* **WORK TO BE COMPLETED**: Determine how many lines contain the string "screenshot" and reply with that number alone.
-------- PROVIDED RECORDS
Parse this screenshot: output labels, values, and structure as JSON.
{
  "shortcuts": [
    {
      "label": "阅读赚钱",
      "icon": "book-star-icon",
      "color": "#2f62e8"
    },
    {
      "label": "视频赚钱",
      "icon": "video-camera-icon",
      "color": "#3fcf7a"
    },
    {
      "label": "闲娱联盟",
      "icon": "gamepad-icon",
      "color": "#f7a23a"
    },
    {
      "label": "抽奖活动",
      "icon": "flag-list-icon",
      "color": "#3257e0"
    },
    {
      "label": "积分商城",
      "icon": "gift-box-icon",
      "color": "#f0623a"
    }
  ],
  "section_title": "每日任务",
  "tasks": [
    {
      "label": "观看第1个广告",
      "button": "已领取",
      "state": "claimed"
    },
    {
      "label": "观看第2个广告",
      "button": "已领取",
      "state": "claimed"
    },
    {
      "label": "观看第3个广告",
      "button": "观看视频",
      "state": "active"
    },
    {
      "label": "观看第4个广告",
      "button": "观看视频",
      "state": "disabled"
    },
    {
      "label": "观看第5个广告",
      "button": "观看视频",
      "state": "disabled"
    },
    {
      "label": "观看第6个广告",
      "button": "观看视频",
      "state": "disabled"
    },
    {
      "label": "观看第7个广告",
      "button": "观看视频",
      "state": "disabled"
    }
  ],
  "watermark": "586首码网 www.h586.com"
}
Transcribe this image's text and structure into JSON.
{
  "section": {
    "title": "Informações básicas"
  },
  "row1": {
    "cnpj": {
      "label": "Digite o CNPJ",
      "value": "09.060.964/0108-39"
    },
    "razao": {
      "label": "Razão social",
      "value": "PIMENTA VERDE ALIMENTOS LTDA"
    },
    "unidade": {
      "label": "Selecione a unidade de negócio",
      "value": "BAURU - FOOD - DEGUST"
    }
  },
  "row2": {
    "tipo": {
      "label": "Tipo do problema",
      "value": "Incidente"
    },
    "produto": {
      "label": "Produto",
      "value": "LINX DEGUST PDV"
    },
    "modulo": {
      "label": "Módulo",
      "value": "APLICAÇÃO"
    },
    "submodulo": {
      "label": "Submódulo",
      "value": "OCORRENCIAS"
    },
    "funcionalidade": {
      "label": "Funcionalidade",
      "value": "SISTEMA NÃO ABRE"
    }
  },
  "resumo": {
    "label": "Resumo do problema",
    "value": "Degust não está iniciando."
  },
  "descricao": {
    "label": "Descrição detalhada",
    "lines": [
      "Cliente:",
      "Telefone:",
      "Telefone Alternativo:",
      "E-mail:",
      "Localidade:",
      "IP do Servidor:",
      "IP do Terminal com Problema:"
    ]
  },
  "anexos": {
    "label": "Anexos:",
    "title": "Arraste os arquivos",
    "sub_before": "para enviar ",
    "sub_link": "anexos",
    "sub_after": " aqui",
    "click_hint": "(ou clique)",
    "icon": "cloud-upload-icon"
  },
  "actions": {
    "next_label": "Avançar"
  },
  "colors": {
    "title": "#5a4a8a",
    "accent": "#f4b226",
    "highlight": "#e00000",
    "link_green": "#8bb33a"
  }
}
----------------
-------- PROVIDED RECORDS
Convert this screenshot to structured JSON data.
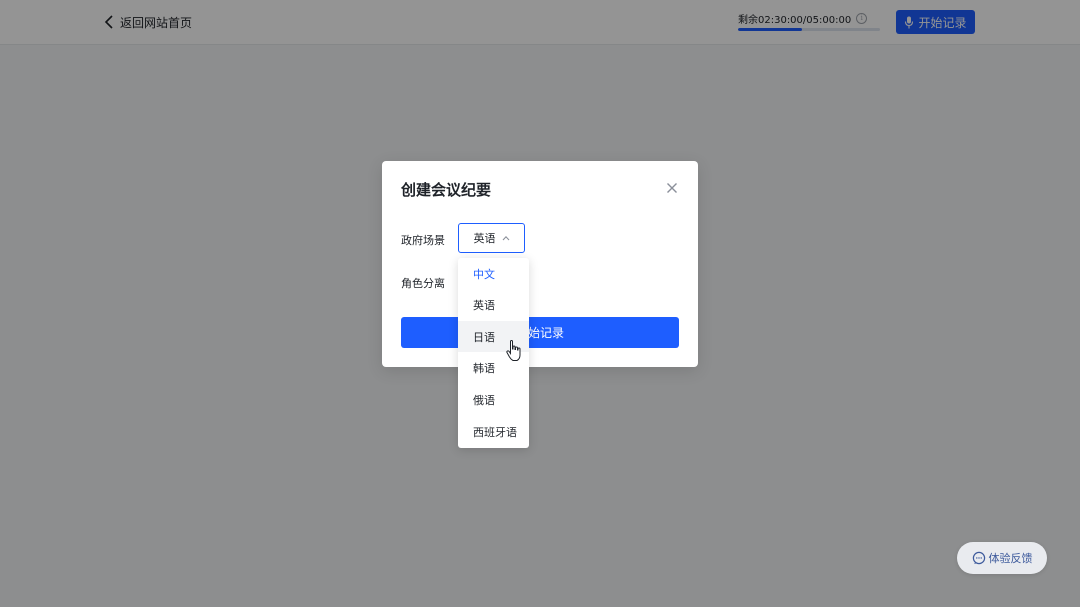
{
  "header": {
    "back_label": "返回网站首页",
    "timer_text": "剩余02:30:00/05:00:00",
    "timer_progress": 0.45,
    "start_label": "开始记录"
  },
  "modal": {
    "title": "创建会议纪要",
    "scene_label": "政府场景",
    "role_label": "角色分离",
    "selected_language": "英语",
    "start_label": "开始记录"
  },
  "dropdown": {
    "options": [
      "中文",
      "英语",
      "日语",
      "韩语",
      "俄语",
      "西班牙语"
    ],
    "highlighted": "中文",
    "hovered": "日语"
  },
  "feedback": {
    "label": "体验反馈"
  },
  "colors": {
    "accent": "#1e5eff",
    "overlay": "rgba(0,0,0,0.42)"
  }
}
----------------
* **ANSWER TO THE PROBLEM**: 2